- EXERCISE OBJECTIVE: Every line of the records that holds the word "divider" should be copied out.

BEGIN

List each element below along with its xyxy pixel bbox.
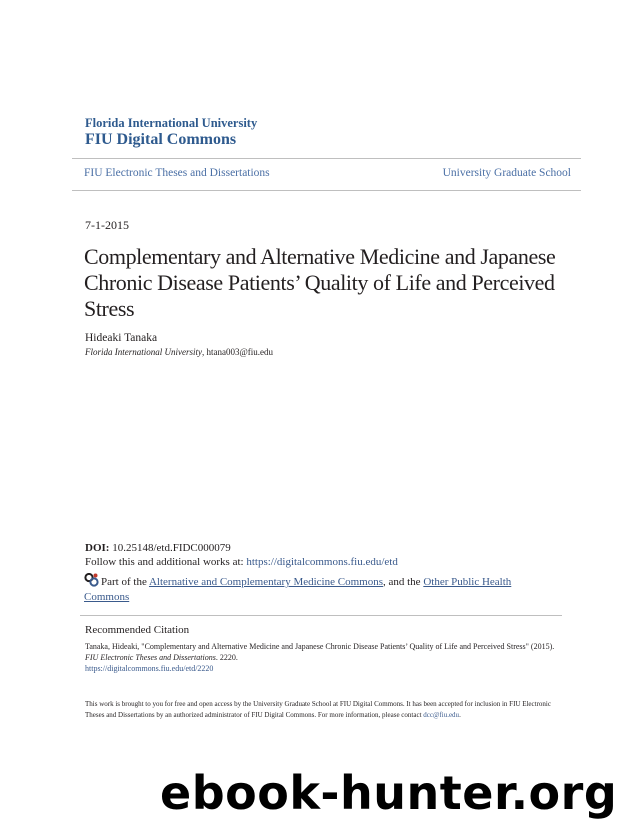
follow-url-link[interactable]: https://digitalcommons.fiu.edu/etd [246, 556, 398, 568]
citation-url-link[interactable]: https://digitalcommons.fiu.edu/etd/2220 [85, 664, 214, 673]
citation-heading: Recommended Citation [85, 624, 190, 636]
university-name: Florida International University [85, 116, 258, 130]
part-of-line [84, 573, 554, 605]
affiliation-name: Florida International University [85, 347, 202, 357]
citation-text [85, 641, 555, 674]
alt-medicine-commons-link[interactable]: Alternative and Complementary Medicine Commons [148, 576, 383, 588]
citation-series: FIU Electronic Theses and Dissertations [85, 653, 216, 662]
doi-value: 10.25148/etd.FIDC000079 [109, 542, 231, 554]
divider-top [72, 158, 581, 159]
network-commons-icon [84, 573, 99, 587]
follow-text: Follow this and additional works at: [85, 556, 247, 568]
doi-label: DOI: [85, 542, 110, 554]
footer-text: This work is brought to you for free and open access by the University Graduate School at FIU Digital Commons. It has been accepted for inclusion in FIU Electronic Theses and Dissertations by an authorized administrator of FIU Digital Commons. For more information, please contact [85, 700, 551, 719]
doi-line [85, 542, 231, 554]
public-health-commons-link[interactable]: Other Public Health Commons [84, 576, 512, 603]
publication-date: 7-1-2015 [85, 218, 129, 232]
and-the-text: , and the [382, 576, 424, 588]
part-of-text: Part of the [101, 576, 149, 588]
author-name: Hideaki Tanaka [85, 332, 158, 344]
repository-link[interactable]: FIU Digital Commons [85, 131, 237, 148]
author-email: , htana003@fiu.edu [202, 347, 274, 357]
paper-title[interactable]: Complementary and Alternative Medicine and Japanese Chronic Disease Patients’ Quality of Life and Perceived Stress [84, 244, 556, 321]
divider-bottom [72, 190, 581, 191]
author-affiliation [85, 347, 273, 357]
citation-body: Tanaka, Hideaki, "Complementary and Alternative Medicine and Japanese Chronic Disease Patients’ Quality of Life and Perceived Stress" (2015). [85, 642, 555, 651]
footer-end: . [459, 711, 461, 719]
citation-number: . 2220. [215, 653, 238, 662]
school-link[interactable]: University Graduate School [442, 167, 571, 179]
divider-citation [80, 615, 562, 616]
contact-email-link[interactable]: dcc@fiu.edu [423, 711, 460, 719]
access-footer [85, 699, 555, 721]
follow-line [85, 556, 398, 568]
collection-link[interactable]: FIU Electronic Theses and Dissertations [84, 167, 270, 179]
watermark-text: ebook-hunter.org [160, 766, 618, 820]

END

- EXERCISE SOLUTION:
divider-top [72, 158, 581, 159]
divider-bottom [72, 190, 581, 191]
divider-citation [80, 615, 562, 616]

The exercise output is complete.